*Your objective:*
Where the string "статье" occurs in the material below, report the whole line.

(Saved entries)
=======

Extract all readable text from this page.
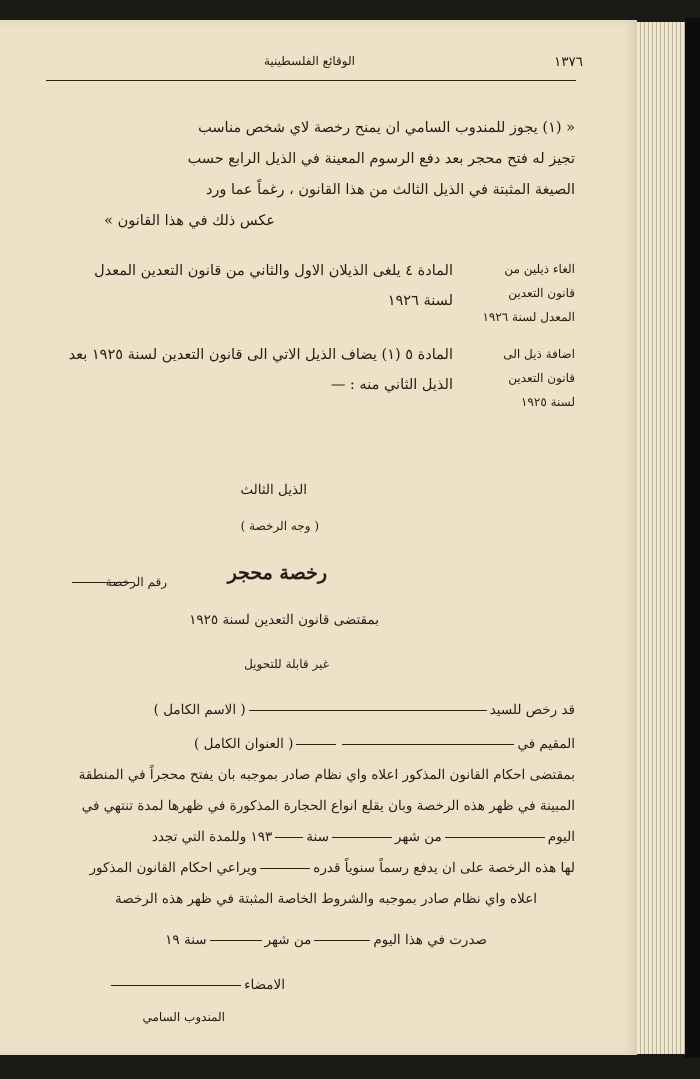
١٣٧٦
الوقائع الفلسطينية
« (١) يجوز للمندوب السامي ان يمنح رخصة لاي شخص مناسب
تجيز له فتح محجر بعد دفع الرسوم المعينة في الذيل الرابع حسب
الصيغة المثبتة في الذيل الثالث من هذا القانون ، رغماً عما ورد
عكس ذلك في هذا القانون »
الغاء ذيلين من
قانون التعدين
المعدل لسنة ١٩٢٦
المادة ٤ يلغى الذيلان الاول والثاني من قانون التعدين المعدل
لسنة ١٩٢٦
اضافة ذيل الى
قانون التعدين
لسنة ١٩٢٥
المادة ٥ (١) يضاف الذيل الاتي الى قانون التعدين لسنة ١٩٢٥ بعد
الذيل الثاني منه : —
الذيل الثالث
( وجه الرخصة )
رخصة محجر
رقم الرخصة
بمقتضى قانون التعدين لسنة ١٩٢٥
غير قابلة للتحويل
قد رخص للسيد( الاسم الكامل )
المقيم في( العنوان الكامل )
بمقتضى احكام القانون المذكور اعلاه واي نظام صادر بموجبه بان يفتح محجراً في المنطقة
المبينة في ظهر هذه الرخصة وبان يقلع انواع الحجارة المذكورة في ظهرها لمدة تنتهي في
اليوممن شهرسنة١٩٣ وللمدة التي تجدد
لها هذه الرخصة على ان يدفع رسماً سنوياً قدرهويراعي احكام القانون المذكور
اعلاه واي نظام صادر بموجبه والشروط الخاصة المثبتة في ظهر هذه الرخصة
صدرت في هذا اليوممن شهرسنة ١٩
الامضاء
المندوب السامي
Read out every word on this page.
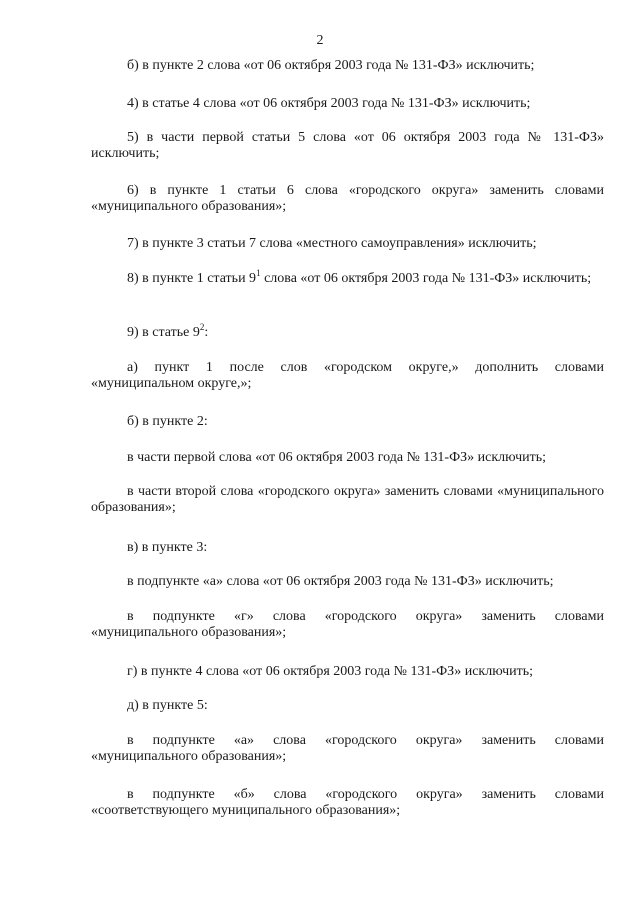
2

б) в пункте 2 слова «от 06 октября 2003 года № 131-ФЗ» исключить;

4) в статье 4 слова «от 06 октября 2003 года № 131-ФЗ» исключить;

5) в части первой статьи 5 слова «от 06 октября 2003 года № 131-ФЗ» исключить;

6) в пункте 1 статьи 6 слова «городского округа» заменить словами «муниципального образования»;

7) в пункте 3 статьи 7 слова «местного самоуправления» исключить;

8) в пункте 1 статьи $9^1$ слова «от 06 октября 2003 года № 131-ФЗ» исключить;

9) в статье $9^2$:

а) пункт 1 после слов «городском округе,» дополнить словами «муниципальном округе,»;

б) в пункте 2:

в части первой слова «от 06 октября 2003 года № 131-ФЗ» исключить;

в части второй слова «городского округа» заменить словами «муниципального образования»;

в) в пункте 3:

в подпункте «а» слова «от 06 октября 2003 года № 131-ФЗ» исключить;

в подпункте «г» слова «городского округа» заменить словами «муниципального образования»;

г) в пункте 4 слова «от 06 октября 2003 года № 131-ФЗ» исключить;

д) в пункте 5:

в подпункте «а» слова «городского округа» заменить словами «муниципального образования»;

в подпункте «б» слова «городского округа» заменить словами «соответствующего муниципального образования»;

=======

*Solution to this task:*
4) в статье 4 слова «от 06 октября 2003 года № 131-ФЗ» исключить;
9) в статье $9^2$:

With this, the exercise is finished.